▸ Data to process:
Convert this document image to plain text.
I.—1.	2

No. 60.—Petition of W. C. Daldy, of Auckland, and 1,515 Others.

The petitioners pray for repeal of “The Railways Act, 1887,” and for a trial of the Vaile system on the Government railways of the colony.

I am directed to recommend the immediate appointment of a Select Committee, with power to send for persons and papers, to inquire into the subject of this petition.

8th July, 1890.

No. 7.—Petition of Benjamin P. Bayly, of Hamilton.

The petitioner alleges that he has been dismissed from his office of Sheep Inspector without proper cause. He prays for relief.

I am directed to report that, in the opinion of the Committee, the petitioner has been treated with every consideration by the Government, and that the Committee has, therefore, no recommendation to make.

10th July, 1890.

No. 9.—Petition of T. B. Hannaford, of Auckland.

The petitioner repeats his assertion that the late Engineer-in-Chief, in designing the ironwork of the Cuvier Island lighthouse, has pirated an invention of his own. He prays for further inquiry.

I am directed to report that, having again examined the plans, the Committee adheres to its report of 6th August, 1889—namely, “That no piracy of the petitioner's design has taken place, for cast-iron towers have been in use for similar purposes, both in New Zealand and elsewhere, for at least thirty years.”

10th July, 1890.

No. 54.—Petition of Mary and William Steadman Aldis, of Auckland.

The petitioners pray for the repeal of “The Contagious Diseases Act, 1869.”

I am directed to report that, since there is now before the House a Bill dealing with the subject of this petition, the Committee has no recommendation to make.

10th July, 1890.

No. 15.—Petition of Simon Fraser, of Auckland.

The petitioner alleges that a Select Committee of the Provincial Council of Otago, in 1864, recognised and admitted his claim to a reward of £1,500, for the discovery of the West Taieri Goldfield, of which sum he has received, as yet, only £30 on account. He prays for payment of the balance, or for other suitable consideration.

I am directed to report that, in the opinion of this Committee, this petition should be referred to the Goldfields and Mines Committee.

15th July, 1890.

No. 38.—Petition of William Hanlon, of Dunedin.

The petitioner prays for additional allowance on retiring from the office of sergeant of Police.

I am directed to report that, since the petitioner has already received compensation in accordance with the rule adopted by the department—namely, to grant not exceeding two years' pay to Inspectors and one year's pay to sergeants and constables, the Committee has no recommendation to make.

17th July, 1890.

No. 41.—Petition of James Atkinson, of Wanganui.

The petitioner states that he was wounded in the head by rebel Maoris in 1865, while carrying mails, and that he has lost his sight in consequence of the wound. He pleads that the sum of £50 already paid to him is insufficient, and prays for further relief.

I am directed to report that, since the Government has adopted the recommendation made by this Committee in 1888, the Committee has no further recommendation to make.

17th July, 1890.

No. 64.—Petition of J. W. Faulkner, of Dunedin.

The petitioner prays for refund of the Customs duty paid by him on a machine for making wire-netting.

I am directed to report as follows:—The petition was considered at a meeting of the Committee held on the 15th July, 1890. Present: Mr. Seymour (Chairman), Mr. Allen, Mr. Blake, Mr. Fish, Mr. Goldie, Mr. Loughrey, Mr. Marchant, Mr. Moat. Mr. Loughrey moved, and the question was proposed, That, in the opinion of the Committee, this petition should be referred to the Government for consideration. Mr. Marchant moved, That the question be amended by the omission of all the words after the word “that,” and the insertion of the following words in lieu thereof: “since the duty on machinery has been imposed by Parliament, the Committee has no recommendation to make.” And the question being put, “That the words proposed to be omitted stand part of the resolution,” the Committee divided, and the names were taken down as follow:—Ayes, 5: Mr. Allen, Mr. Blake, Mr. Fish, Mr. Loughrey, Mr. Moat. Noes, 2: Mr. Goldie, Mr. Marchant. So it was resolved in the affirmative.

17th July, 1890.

▸ Set task: For each line in the data above that contains the string "Select", extract the line.

▸ The response:
I am directed to recommend the immediate appointment of a Select Committee, with power to send for persons and papers, to inquire into the subject of this petition.
The petitioner alleges that a Select Committee of the Provincial Council of Otago, in 1864, recognised and admitted his claim to a reward of £1,500, for the discovery of the West Taieri Goldfield, of which sum he has received, as yet, only £30 on account. He prays for payment of the balance, or for other suitable consideration.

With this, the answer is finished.